Provided material:
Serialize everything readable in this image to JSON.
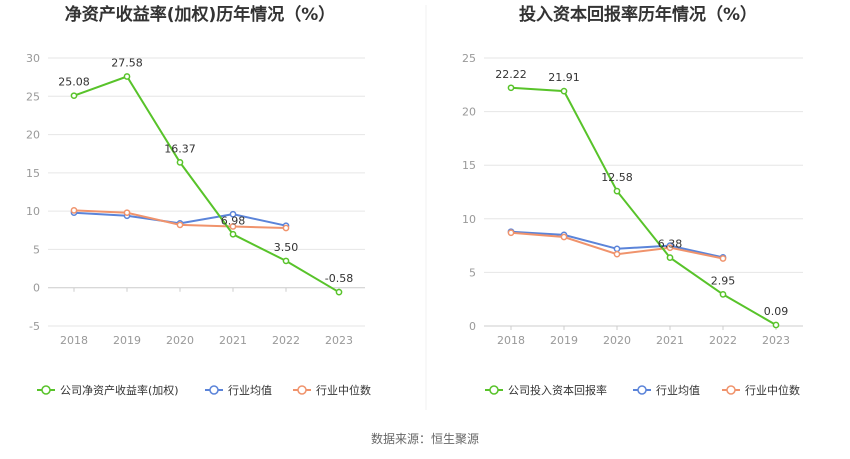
{
  "source_label": "数据来源：恒生聚源",
  "colors": {
    "company": "#58c32a",
    "avg": "#5b84d9",
    "median": "#f0936c",
    "grid": "#e6e6e6",
    "axis": "#cccccc"
  },
  "legend_icon": "circle-line-icon",
  "chart_data": [
    {
      "type": "line",
      "title": "净资产收益率(加权)历年情况（%）",
      "categories": [
        "2018",
        "2019",
        "2020",
        "2021",
        "2022",
        "2023"
      ],
      "ylim": [
        -5,
        30
      ],
      "yticks": [
        "-5",
        "0",
        "5",
        "10",
        "15",
        "20",
        "25",
        "30"
      ],
      "grid": true,
      "legend_position": "bottom",
      "series": [
        {
          "name": "公司净资产收益率(加权)",
          "values": [
            25.08,
            27.58,
            16.37,
            6.98,
            3.5,
            -0.58
          ],
          "labels": [
            "25.08",
            "27.58",
            "16.37",
            "6.98",
            "3.50",
            "-0.58"
          ]
        },
        {
          "name": "行业均值",
          "values": [
            9.8,
            9.4,
            8.4,
            9.6,
            8.1,
            null
          ]
        },
        {
          "name": "行业中位数",
          "values": [
            10.1,
            9.8,
            8.2,
            8.0,
            7.8,
            null
          ]
        }
      ]
    },
    {
      "type": "line",
      "title": "投入资本回报率历年情况（%）",
      "categories": [
        "2018",
        "2019",
        "2020",
        "2021",
        "2022",
        "2023"
      ],
      "ylim": [
        0,
        25
      ],
      "yticks": [
        "0",
        "5",
        "10",
        "15",
        "20",
        "25"
      ],
      "grid": true,
      "legend_position": "bottom",
      "series": [
        {
          "name": "公司投入资本回报率",
          "values": [
            22.22,
            21.91,
            12.58,
            6.38,
            2.95,
            0.09
          ],
          "labels": [
            "22.22",
            "21.91",
            "12.58",
            "6.38",
            "2.95",
            "0.09"
          ]
        },
        {
          "name": "行业均值",
          "values": [
            8.8,
            8.5,
            7.2,
            7.5,
            6.4,
            null
          ]
        },
        {
          "name": "行业中位数",
          "values": [
            8.7,
            8.3,
            6.7,
            7.3,
            6.3,
            null
          ]
        }
      ]
    }
  ]
}
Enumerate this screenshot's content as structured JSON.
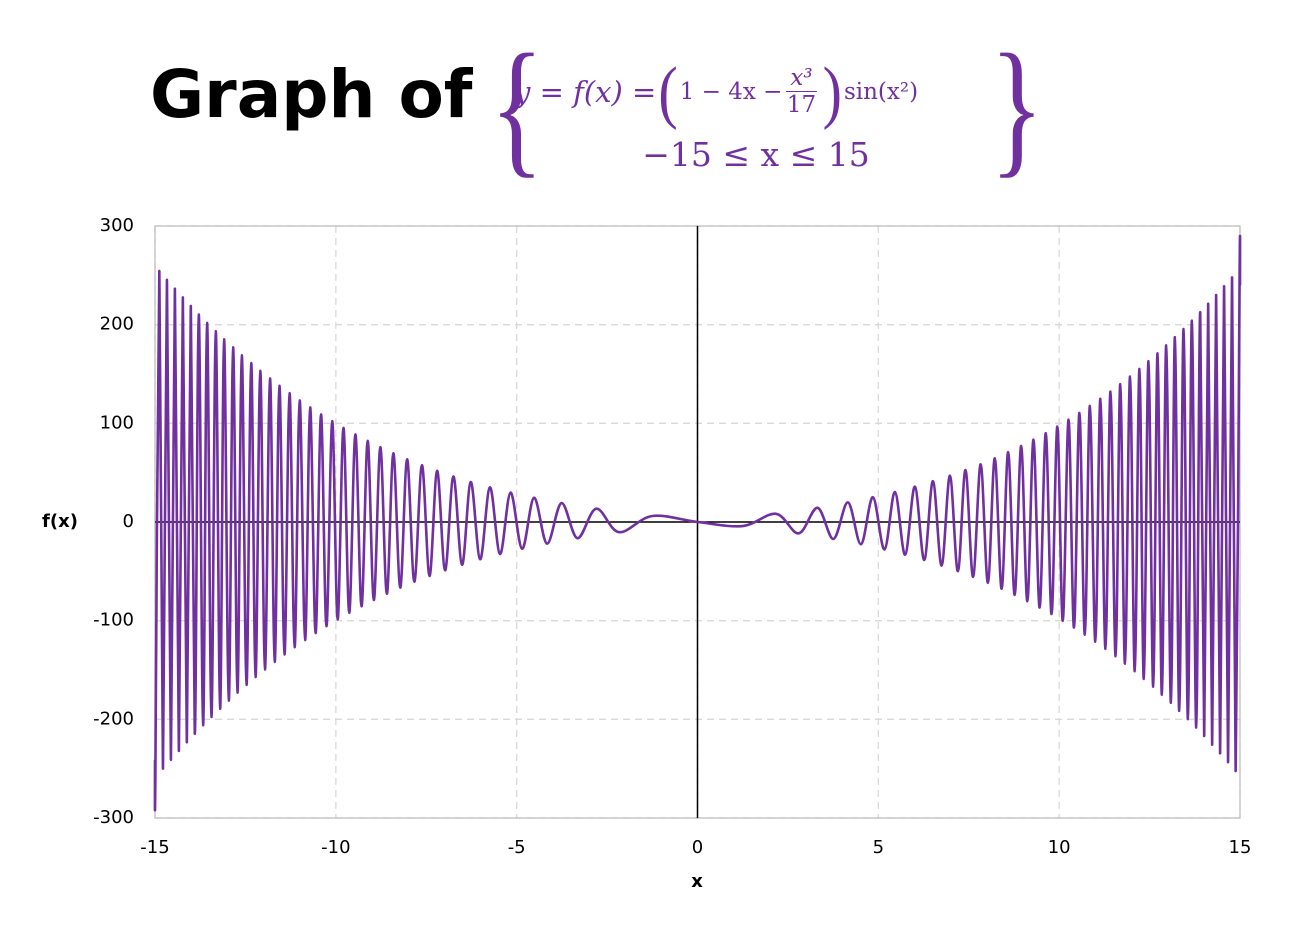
{
  "chart_data": {
    "type": "line",
    "title": "Graph of",
    "formula": {
      "lhs": "y = f(x) =",
      "factor": "1 − 4x −",
      "numerator": "x³",
      "denominator": "17",
      "tail": "sin(x²)",
      "domain": "−15 ≤ x ≤ 15"
    },
    "x_label": "x",
    "y_label": "f(x)",
    "color": "#7030a0",
    "grid": true,
    "xlim": [
      -15,
      15
    ],
    "xticks": [
      -15,
      -10,
      -5,
      0,
      5,
      10,
      15
    ],
    "ylim": [
      -300,
      300
    ],
    "yticks": [
      -300,
      -200,
      -100,
      0,
      100,
      200,
      300
    ],
    "x": [
      -15,
      -14.99,
      -14.88,
      -14.78,
      -14.67,
      -14.56,
      -14.45,
      -14.34,
      -14.23,
      -14.12,
      -14.01,
      -13.9,
      -13.79,
      -13.67,
      -13.56,
      -13.44,
      -13.32,
      -13.2,
      -13.09,
      -12.96,
      -12.84,
      -12.72,
      -12.6,
      -12.47,
      -12.34,
      -12.22,
      -12.09,
      -11.96,
      -11.82,
      -11.69,
      -11.56,
      -11.42,
      -11.28,
      -11.14,
      -11,
      -10.85,
      -10.71,
      -10.56,
      -10.41,
      -10.26,
      -10.1,
      -9.95,
      -9.79,
      -9.63,
      -9.46,
      -9.29,
      -9.12,
      -8.95,
      -8.77,
      -8.59,
      -8.41,
      -8.22,
      -8.03,
      -7.83,
      -7.62,
      -7.41,
      -7.2,
      -6.98,
      -6.75,
      -6.51,
      -6.27,
      -6.01,
      -5.74,
      -5.46,
      -5.17,
      -4.85,
      -4.52,
      -4.16,
      -3.76,
      -3.32,
      -2.8,
      -2.17,
      -1.25,
      0,
      1.25,
      2.17,
      2.8,
      3.32,
      3.76,
      4.16,
      4.52,
      4.85,
      5.17,
      5.46,
      5.74,
      6.01,
      6.27,
      6.51,
      6.75,
      6.98,
      7.2,
      7.41,
      7.62,
      7.83,
      8.03,
      8.22,
      8.41,
      8.59,
      8.77,
      8.95,
      9.12,
      9.29,
      9.46,
      9.63,
      9.79,
      9.95,
      10.1,
      10.26,
      10.41,
      10.56,
      10.71,
      10.85,
      11,
      11.14,
      11.28,
      11.42,
      11.56,
      11.69,
      11.82,
      11.96,
      12.09,
      12.22,
      12.34,
      12.47,
      12.6,
      12.72,
      12.84,
      12.96,
      13.09,
      13.2,
      13.32,
      13.44,
      13.56,
      13.67,
      13.79,
      13.9,
      14.01,
      14.12,
      14.23,
      14.34,
      14.45,
      14.56,
      14.67,
      14.78,
      14.88,
      14.99,
      15
    ],
    "values": [
      -241.3,
      -259.0,
      254.4,
      -249.9,
      245.4,
      -240.9,
      236.4,
      -232.0,
      227.6,
      -223.2,
      218.9,
      -214.6,
      210.3,
      -206.0,
      201.8,
      -197.6,
      193.4,
      -189.3,
      185.1,
      -181.0,
      177.0,
      -172.9,
      168.9,
      -165.0,
      161.0,
      -157.1,
      153.2,
      -149.4,
      145.5,
      -141.7,
      138.0,
      -134.2,
      130.5,
      -126.9,
      123.2,
      -119.6,
      116.1,
      -112.5,
      109.0,
      -105.6,
      102.1,
      -98.7,
      95.3,
      -92.0,
      88.7,
      -85.4,
      82.2,
      -79.0,
      75.8,
      -72.7,
      69.6,
      -66.5,
      63.5,
      -60.5,
      57.6,
      -54.6,
      51.8,
      -48.9,
      46.1,
      -43.3,
      40.5,
      -37.8,
      35.1,
      -32.4,
      29.8,
      -27.1,
      24.5,
      -21.9,
      19.2,
      -16.4,
      13.5,
      -10.3,
      6.1,
      0,
      -4.1,
      8.3,
      -11.5,
      14.4,
      -17.2,
      19.9,
      -22.5,
      25.1,
      -27.8,
      30.4,
      -33.1,
      35.8,
      -38.5,
      41.3,
      -44.1,
      46.9,
      -49.8,
      52.6,
      -55.6,
      58.5,
      -61.5,
      64.5,
      -67.6,
      70.7,
      -73.8,
      77.0,
      -80.2,
      83.4,
      -86.7,
      90.0,
      -93.3,
      96.7,
      -100.1,
      103.6,
      -107.0,
      110.5,
      -114.1,
      117.6,
      -121.2,
      124.9,
      -128.5,
      132.2,
      -136.0,
      139.7,
      -143.5,
      147.4,
      -151.2,
      155.1,
      -159.0,
      163.0,
      -166.9,
      170.9,
      -175.0,
      179.0,
      -183.1,
      187.3,
      -191.4,
      195.6,
      -199.8,
      204.0,
      -208.3,
      212.6,
      -216.9,
      221.2,
      -225.6,
      230.0,
      -234.4,
      238.9,
      -243.4,
      247.9,
      -252.4,
      257.0,
      239.5
    ]
  }
}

What the task asks:
Keep the pictures out of your copy, and repeat every entry above exactly.

Finished exercise:
Serialize everything readable in this image to JSON.
{
  "source_label": "数据来源：恒生聚源",
  "colors": {
    "company": "#58c32a",
    "avg": "#5b84d9",
    "median": "#f0936c",
    "grid": "#e6e6e6",
    "axis": "#cccccc"
  },
  "legend_icon": "circle-line-icon",
  "chart_data": [
    {
      "type": "line",
      "title": "净资产收益率(加权)历年情况（%）",
      "categories": [
        "2018",
        "2019",
        "2020",
        "2021",
        "2022",
        "2023"
      ],
      "ylim": [
        -5,
        30
      ],
      "yticks": [
        "-5",
        "0",
        "5",
        "10",
        "15",
        "20",
        "25",
        "30"
      ],
      "grid": true,
      "legend_position": "bottom",
      "series": [
        {
          "name": "公司净资产收益率(加权)",
          "values": [
            25.08,
            27.58,
            16.37,
            6.98,
            3.5,
            -0.58
          ],
          "labels": [
            "25.08",
            "27.58",
            "16.37",
            "6.98",
            "3.50",
            "-0.58"
          ]
        },
        {
          "name": "行业均值",
          "values": [
            9.8,
            9.4,
            8.4,
            9.6,
            8.1,
            null
          ]
        },
        {
          "name": "行业中位数",
          "values": [
            10.1,
            9.8,
            8.2,
            8.0,
            7.8,
            null
          ]
        }
      ]
    },
    {
      "type": "line",
      "title": "投入资本回报率历年情况（%）",
      "categories": [
        "2018",
        "2019",
        "2020",
        "2021",
        "2022",
        "2023"
      ],
      "ylim": [
        0,
        25
      ],
      "yticks": [
        "0",
        "5",
        "10",
        "15",
        "20",
        "25"
      ],
      "grid": true,
      "legend_position": "bottom",
      "series": [
        {
          "name": "公司投入资本回报率",
          "values": [
            22.22,
            21.91,
            12.58,
            6.38,
            2.95,
            0.09
          ],
          "labels": [
            "22.22",
            "21.91",
            "12.58",
            "6.38",
            "2.95",
            "0.09"
          ]
        },
        {
          "name": "行业均值",
          "values": [
            8.8,
            8.5,
            7.2,
            7.5,
            6.4,
            null
          ]
        },
        {
          "name": "行业中位数",
          "values": [
            8.7,
            8.3,
            6.7,
            7.3,
            6.3,
            null
          ]
        }
      ]
    }
  ]
}
Enumerate this screenshot's content as structured JSON.
{
  "chart_data": {
    "type": "line",
    "title": "Graph of",
    "formula": {
      "lhs": "y = f(x) =",
      "factor": "1 − 4x −",
      "numerator": "x³",
      "denominator": "17",
      "tail": "sin(x²)",
      "domain": "−15 ≤ x ≤ 15"
    },
    "x_label": "x",
    "y_label": "f(x)",
    "color": "#7030a0",
    "grid": true,
    "xlim": [
      -15,
      15
    ],
    "xticks": [
      -15,
      -10,
      -5,
      0,
      5,
      10,
      15
    ],
    "ylim": [
      -300,
      300
    ],
    "yticks": [
      -300,
      -200,
      -100,
      0,
      100,
      200,
      300
    ],
    "x": [
      -15,
      -14.99,
      -14.88,
      -14.78,
      -14.67,
      -14.56,
      -14.45,
      -14.34,
      -14.23,
      -14.12,
      -14.01,
      -13.9,
      -13.79,
      -13.67,
      -13.56,
      -13.44,
      -13.32,
      -13.2,
      -13.09,
      -12.96,
      -12.84,
      -12.72,
      -12.6,
      -12.47,
      -12.34,
      -12.22,
      -12.09,
      -11.96,
      -11.82,
      -11.69,
      -11.56,
      -11.42,
      -11.28,
      -11.14,
      -11,
      -10.85,
      -10.71,
      -10.56,
      -10.41,
      -10.26,
      -10.1,
      -9.95,
      -9.79,
      -9.63,
      -9.46,
      -9.29,
      -9.12,
      -8.95,
      -8.77,
      -8.59,
      -8.41,
      -8.22,
      -8.03,
      -7.83,
      -7.62,
      -7.41,
      -7.2,
      -6.98,
      -6.75,
      -6.51,
      -6.27,
      -6.01,
      -5.74,
      -5.46,
      -5.17,
      -4.85,
      -4.52,
      -4.16,
      -3.76,
      -3.32,
      -2.8,
      -2.17,
      -1.25,
      0,
      1.25,
      2.17,
      2.8,
      3.32,
      3.76,
      4.16,
      4.52,
      4.85,
      5.17,
      5.46,
      5.74,
      6.01,
      6.27,
      6.51,
      6.75,
      6.98,
      7.2,
      7.41,
      7.62,
      7.83,
      8.03,
      8.22,
      8.41,
      8.59,
      8.77,
      8.95,
      9.12,
      9.29,
      9.46,
      9.63,
      9.79,
      9.95,
      10.1,
      10.26,
      10.41,
      10.56,
      10.71,
      10.85,
      11,
      11.14,
      11.28,
      11.42,
      11.56,
      11.69,
      11.82,
      11.96,
      12.09,
      12.22,
      12.34,
      12.47,
      12.6,
      12.72,
      12.84,
      12.96,
      13.09,
      13.2,
      13.32,
      13.44,
      13.56,
      13.67,
      13.79,
      13.9,
      14.01,
      14.12,
      14.23,
      14.34,
      14.45,
      14.56,
      14.67,
      14.78,
      14.88,
      14.99,
      15
    ],
    "values": [
      -241.3,
      -259.0,
      254.4,
      -249.9,
      245.4,
      -240.9,
      236.4,
      -232.0,
      227.6,
      -223.2,
      218.9,
      -214.6,
      210.3,
      -206.0,
      201.8,
      -197.6,
      193.4,
      -189.3,
      185.1,
      -181.0,
      177.0,
      -172.9,
      168.9,
      -165.0,
      161.0,
      -157.1,
      153.2,
      -149.4,
      145.5,
      -141.7,
      138.0,
      -134.2,
      130.5,
      -126.9,
      123.2,
      -119.6,
      116.1,
      -112.5,
      109.0,
      -105.6,
      102.1,
      -98.7,
      95.3,
      -92.0,
      88.7,
      -85.4,
      82.2,
      -79.0,
      75.8,
      -72.7,
      69.6,
      -66.5,
      63.5,
      -60.5,
      57.6,
      -54.6,
      51.8,
      -48.9,
      46.1,
      -43.3,
      40.5,
      -37.8,
      35.1,
      -32.4,
      29.8,
      -27.1,
      24.5,
      -21.9,
      19.2,
      -16.4,
      13.5,
      -10.3,
      6.1,
      0,
      -4.1,
      8.3,
      -11.5,
      14.4,
      -17.2,
      19.9,
      -22.5,
      25.1,
      -27.8,
      30.4,
      -33.1,
      35.8,
      -38.5,
      41.3,
      -44.1,
      46.9,
      -49.8,
      52.6,
      -55.6,
      58.5,
      -61.5,
      64.5,
      -67.6,
      70.7,
      -73.8,
      77.0,
      -80.2,
      83.4,
      -86.7,
      90.0,
      -93.3,
      96.7,
      -100.1,
      103.6,
      -107.0,
      110.5,
      -114.1,
      117.6,
      -121.2,
      124.9,
      -128.5,
      132.2,
      -136.0,
      139.7,
      -143.5,
      147.4,
      -151.2,
      155.1,
      -159.0,
      163.0,
      -166.9,
      170.9,
      -175.0,
      179.0,
      -183.1,
      187.3,
      -191.4,
      195.6,
      -199.8,
      204.0,
      -208.3,
      212.6,
      -216.9,
      221.2,
      -225.6,
      230.0,
      -234.4,
      238.9,
      -243.4,
      247.9,
      -252.4,
      257.0,
      239.5
    ]
  }
}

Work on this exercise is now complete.